Element box records
◆ ◆ ◆ ◆

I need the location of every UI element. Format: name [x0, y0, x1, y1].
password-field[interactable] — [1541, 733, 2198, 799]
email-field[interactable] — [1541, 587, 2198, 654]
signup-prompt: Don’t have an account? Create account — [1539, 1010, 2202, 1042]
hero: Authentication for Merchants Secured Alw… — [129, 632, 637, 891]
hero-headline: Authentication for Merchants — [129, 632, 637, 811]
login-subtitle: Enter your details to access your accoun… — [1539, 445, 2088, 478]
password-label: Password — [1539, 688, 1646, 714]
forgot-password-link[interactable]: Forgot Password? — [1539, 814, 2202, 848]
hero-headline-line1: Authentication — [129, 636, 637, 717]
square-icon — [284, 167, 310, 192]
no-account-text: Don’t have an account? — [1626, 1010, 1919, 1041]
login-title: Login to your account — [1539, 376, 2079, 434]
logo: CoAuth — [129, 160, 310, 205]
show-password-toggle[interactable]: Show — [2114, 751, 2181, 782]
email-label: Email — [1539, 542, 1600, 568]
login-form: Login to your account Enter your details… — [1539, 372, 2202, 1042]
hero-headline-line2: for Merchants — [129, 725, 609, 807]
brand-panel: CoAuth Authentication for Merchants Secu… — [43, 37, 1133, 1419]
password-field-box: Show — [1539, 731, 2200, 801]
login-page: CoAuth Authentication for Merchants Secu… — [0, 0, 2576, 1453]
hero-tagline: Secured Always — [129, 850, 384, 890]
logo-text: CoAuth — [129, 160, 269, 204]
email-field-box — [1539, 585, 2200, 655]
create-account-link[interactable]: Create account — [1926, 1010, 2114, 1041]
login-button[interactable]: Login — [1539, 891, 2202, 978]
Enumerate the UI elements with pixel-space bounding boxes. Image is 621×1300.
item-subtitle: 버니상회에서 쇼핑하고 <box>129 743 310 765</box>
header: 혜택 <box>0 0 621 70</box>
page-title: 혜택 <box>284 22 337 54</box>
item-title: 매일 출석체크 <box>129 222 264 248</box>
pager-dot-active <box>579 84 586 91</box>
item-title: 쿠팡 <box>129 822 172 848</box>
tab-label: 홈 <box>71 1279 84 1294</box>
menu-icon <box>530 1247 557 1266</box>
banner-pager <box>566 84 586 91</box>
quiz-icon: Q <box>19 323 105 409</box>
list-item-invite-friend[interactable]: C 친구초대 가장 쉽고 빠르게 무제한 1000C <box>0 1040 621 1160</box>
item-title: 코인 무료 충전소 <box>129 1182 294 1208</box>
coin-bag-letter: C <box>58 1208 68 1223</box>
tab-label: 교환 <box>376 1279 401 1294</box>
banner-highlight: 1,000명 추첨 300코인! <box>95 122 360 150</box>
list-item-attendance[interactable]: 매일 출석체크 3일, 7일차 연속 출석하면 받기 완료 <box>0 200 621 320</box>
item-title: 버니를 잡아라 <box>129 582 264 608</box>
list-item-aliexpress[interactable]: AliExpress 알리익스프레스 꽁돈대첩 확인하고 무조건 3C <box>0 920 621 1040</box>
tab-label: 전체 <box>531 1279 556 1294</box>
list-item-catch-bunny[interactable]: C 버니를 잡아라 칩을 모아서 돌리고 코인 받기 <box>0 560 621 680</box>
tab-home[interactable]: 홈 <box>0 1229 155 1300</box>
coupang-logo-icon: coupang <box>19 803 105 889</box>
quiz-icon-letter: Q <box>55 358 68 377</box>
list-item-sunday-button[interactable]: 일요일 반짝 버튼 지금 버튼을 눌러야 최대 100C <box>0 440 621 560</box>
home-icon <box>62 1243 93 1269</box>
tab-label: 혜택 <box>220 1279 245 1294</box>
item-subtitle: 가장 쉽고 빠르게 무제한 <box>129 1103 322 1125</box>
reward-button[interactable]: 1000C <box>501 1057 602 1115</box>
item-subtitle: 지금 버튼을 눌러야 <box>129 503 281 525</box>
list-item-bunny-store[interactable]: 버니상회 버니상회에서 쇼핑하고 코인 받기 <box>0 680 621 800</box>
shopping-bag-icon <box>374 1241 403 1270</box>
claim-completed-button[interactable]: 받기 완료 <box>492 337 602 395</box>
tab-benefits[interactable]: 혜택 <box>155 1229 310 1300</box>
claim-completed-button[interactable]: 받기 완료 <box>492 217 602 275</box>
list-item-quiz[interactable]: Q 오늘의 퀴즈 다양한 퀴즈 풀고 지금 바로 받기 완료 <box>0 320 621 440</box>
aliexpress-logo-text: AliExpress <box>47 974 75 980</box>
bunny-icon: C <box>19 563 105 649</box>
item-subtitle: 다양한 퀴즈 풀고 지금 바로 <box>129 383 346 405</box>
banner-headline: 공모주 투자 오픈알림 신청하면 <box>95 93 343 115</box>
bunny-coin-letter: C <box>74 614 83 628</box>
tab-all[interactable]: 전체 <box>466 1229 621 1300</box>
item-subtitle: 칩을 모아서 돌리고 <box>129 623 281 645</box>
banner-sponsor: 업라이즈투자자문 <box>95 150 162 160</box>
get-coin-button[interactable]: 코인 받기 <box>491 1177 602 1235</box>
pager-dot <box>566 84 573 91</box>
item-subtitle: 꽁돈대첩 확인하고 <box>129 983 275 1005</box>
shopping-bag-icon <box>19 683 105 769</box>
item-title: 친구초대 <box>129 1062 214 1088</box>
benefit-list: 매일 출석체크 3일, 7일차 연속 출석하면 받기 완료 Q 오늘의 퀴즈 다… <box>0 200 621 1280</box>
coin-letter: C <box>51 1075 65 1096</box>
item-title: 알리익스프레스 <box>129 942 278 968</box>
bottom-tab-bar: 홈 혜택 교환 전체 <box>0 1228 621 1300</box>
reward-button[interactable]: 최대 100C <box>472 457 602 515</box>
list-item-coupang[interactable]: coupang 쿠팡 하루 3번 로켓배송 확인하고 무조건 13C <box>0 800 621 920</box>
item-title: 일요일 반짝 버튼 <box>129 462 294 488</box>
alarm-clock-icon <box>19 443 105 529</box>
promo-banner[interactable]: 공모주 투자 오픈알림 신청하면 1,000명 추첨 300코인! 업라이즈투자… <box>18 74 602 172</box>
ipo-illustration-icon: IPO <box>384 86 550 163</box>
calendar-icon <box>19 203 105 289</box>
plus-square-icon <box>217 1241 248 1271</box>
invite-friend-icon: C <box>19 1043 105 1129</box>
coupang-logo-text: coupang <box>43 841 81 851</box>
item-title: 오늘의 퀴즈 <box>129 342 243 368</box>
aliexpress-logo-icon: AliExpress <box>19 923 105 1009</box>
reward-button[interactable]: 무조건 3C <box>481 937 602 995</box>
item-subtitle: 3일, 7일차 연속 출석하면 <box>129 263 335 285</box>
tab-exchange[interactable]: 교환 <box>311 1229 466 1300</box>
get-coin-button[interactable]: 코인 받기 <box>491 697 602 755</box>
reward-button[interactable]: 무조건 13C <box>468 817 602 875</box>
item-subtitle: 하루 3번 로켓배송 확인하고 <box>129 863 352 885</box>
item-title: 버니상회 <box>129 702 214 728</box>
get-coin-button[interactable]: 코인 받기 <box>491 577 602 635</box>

◆ ◆ ◆ ◆

## TASK TO CARRY OUT:
Edit the data from its first line through the line containing "hero-headline: Authentication for", inclusive, changing "email-field" to "email-input" and leaving everything else the same.

## SOLVED PROBLEM:
I need the location of every UI element. Format: name [x0, y0, x1, y1].
password-field[interactable] — [1541, 733, 2198, 799]
email-input[interactable] — [1541, 587, 2198, 654]
signup-prompt: Don’t have an account? Create account — [1539, 1010, 2202, 1042]
hero: Authentication for Merchants Secured Alw… — [129, 632, 637, 891]
hero-headline: Authentication for Merchants — [129, 632, 637, 811]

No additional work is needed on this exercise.